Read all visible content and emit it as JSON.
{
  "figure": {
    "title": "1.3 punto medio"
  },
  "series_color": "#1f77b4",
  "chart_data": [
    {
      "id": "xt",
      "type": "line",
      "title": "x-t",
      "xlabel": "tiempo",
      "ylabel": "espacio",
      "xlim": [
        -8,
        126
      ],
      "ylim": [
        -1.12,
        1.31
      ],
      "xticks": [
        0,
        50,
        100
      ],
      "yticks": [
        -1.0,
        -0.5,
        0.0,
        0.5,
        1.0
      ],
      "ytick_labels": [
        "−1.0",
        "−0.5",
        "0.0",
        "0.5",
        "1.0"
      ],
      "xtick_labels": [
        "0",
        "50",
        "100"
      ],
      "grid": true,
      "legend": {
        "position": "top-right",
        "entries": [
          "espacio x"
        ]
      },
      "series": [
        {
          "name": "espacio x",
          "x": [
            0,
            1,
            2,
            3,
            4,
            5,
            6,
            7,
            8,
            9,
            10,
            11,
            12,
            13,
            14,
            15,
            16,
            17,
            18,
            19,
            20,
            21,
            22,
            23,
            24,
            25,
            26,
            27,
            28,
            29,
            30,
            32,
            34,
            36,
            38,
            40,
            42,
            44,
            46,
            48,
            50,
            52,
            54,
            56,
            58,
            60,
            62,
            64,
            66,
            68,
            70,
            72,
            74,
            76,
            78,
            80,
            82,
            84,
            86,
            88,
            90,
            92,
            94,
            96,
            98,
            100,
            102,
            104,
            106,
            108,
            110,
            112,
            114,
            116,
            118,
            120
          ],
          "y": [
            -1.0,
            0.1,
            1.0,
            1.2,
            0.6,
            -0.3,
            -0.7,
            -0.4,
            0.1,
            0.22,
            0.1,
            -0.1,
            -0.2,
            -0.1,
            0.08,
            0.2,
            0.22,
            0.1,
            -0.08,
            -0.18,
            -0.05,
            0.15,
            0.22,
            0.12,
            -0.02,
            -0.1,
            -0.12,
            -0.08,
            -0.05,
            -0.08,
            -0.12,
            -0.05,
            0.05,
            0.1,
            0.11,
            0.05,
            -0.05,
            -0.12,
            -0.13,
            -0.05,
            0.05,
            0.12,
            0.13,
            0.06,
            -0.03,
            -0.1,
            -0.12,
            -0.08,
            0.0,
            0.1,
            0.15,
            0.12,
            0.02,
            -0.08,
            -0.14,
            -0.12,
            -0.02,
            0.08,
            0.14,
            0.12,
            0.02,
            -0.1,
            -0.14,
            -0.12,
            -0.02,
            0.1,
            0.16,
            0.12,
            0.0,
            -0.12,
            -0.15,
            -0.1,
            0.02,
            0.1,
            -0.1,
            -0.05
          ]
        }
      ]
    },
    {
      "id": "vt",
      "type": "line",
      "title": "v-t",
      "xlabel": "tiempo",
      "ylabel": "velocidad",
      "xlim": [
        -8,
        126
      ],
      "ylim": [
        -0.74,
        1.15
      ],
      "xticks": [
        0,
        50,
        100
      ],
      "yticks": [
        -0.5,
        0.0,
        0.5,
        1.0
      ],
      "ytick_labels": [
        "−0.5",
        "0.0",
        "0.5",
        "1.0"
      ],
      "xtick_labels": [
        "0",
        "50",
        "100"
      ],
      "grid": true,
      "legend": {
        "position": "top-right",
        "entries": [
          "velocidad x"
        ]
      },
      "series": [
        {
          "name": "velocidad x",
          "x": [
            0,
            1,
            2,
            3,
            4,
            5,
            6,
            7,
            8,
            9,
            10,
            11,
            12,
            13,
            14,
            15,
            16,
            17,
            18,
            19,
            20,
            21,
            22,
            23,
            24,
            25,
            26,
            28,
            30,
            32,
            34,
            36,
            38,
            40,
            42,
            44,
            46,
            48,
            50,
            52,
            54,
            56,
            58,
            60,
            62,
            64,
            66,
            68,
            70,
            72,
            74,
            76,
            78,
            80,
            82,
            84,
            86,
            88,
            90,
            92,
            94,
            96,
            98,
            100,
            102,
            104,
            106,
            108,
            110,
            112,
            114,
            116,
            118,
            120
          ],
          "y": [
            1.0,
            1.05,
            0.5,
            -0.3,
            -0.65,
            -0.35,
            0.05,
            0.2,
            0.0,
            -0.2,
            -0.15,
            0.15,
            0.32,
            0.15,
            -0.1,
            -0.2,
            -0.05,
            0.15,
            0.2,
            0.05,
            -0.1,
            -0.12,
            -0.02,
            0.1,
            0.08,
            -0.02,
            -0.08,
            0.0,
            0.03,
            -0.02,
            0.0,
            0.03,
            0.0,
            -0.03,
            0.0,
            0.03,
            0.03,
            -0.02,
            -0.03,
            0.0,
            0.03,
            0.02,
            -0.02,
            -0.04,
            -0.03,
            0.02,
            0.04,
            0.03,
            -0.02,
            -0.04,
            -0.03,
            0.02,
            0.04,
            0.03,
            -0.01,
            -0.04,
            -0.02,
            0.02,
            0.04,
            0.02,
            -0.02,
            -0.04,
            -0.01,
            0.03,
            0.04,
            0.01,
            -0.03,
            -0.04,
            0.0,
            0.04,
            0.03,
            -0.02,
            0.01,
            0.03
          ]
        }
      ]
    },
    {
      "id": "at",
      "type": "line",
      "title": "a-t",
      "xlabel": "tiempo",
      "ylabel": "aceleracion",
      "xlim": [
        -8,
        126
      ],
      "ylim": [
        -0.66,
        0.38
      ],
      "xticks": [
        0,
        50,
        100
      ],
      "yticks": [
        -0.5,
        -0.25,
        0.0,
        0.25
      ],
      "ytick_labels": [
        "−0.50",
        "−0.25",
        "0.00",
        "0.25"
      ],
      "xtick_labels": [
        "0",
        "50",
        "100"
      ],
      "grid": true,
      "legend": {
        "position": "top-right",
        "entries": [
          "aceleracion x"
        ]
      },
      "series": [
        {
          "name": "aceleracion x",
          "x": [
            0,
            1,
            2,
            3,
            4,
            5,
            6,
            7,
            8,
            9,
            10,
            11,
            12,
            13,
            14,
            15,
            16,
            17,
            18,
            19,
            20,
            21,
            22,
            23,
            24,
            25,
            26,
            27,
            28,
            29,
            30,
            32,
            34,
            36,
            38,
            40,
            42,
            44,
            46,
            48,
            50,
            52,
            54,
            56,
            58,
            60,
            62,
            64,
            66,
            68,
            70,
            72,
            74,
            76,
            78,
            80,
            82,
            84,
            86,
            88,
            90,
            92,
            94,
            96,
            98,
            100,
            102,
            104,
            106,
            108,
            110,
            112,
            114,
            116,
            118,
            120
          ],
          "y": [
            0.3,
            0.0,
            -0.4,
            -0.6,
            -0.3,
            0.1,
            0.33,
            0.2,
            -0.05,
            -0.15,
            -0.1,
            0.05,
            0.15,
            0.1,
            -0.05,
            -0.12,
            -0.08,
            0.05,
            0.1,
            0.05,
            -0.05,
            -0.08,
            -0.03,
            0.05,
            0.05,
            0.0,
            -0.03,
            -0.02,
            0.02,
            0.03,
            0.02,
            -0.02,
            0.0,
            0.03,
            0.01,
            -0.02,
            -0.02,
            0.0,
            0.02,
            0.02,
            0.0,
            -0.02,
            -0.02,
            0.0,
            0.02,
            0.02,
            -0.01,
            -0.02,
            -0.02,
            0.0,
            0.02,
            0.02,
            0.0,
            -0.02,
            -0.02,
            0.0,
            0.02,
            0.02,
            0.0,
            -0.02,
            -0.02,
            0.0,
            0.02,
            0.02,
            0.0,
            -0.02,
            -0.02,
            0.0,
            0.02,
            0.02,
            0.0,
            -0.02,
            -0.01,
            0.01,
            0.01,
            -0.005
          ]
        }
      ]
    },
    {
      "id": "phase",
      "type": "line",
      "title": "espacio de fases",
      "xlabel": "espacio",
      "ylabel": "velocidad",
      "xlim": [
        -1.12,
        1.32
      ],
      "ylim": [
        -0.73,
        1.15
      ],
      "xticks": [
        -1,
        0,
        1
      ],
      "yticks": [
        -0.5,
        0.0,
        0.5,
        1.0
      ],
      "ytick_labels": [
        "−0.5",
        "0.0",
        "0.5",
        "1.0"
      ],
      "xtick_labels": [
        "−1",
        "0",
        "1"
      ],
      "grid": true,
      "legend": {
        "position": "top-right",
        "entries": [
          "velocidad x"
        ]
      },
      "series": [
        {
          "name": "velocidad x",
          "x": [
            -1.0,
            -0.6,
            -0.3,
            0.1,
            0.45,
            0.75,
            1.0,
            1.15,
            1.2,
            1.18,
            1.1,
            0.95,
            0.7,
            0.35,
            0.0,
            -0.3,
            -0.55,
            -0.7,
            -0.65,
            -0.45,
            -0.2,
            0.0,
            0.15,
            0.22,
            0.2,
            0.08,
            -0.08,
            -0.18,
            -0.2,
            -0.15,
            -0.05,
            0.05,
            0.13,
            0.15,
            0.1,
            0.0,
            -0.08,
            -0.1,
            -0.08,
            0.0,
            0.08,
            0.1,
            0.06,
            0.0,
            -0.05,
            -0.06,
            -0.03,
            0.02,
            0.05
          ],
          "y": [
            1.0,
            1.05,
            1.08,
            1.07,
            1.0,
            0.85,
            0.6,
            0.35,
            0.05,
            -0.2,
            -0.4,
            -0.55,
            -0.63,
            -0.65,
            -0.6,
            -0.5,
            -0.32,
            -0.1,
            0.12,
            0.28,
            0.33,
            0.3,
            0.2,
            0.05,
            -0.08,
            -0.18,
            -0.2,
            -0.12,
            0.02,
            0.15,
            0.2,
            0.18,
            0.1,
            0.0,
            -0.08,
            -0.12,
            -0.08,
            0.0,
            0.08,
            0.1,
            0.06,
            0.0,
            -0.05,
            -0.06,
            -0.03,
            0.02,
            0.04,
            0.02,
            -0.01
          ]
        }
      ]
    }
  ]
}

GIVEN INSTRUCTION -> Determine how many lines in the data above contain the string "espacio". Give nothing except the number.

THE REPLY -> 5